■ TASK GOAL
In the material below, identify each line bearing the word "JSON". Reproduce those lines.

■ RECORD LIST

=====

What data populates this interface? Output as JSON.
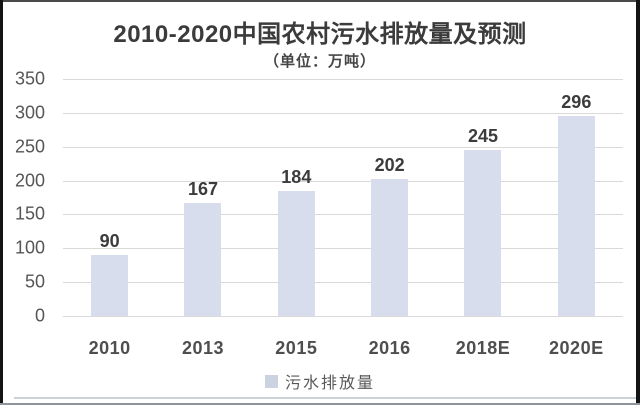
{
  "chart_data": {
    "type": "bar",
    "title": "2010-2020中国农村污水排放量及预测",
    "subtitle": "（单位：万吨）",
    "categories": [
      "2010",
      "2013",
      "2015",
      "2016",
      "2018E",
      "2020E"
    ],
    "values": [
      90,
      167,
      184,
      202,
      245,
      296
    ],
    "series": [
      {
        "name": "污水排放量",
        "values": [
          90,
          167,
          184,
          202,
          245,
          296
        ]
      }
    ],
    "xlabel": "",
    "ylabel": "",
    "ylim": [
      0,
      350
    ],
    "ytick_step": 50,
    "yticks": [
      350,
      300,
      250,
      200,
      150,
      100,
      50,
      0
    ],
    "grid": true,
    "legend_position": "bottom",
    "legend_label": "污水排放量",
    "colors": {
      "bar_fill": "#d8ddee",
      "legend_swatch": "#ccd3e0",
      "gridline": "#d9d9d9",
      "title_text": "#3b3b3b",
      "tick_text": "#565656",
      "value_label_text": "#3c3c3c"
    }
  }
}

=====

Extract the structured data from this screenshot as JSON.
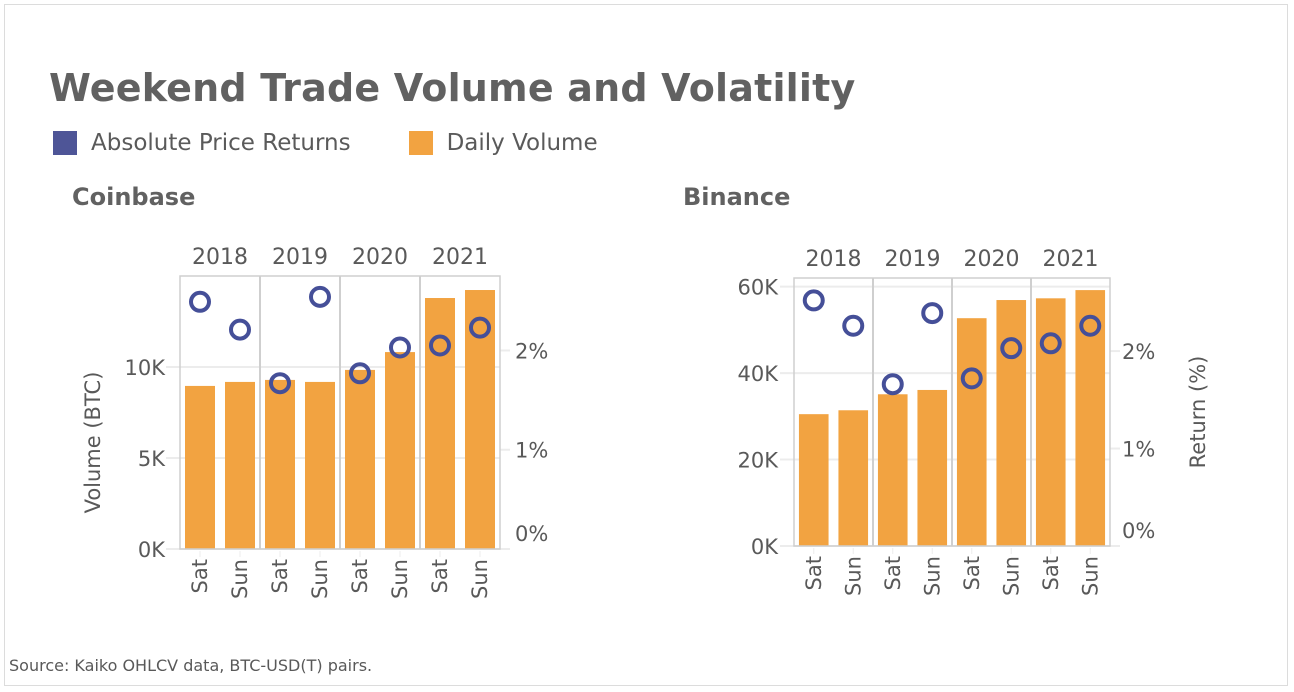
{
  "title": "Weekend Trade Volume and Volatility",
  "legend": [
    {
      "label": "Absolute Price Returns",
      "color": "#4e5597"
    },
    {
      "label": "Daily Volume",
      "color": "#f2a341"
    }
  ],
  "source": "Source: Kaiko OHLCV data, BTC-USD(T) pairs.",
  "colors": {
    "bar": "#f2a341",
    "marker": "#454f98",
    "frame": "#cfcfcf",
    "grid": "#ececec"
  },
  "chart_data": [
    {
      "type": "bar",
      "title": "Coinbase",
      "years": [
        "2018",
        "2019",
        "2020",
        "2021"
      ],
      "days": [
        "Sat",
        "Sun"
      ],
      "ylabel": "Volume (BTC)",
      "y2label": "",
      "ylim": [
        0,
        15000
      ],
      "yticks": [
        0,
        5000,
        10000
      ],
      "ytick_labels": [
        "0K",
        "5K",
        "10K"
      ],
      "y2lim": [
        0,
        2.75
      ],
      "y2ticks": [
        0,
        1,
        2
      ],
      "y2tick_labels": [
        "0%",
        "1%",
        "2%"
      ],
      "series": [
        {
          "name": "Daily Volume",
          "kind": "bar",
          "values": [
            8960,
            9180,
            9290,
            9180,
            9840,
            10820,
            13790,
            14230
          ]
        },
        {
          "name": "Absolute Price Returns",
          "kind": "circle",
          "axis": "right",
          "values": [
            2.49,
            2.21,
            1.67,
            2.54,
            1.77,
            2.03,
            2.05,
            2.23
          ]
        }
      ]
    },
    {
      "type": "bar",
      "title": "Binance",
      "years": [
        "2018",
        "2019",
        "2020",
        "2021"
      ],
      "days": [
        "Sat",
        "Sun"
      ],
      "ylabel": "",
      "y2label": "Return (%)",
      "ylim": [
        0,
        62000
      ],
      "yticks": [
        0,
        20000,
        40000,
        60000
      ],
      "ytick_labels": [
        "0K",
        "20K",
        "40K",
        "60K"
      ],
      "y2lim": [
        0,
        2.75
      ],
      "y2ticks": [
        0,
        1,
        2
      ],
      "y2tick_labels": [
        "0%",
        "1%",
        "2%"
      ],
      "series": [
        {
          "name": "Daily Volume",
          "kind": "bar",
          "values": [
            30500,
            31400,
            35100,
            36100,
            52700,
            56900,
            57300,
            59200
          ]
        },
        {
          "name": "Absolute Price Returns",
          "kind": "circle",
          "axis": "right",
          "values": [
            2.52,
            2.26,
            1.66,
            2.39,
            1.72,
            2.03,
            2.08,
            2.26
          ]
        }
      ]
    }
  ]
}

=====

■ SOLUTION FOR THIS EXERCISE
What data populates this interface? Output as JSON.
Extract the structured data from this screenshot as JSON.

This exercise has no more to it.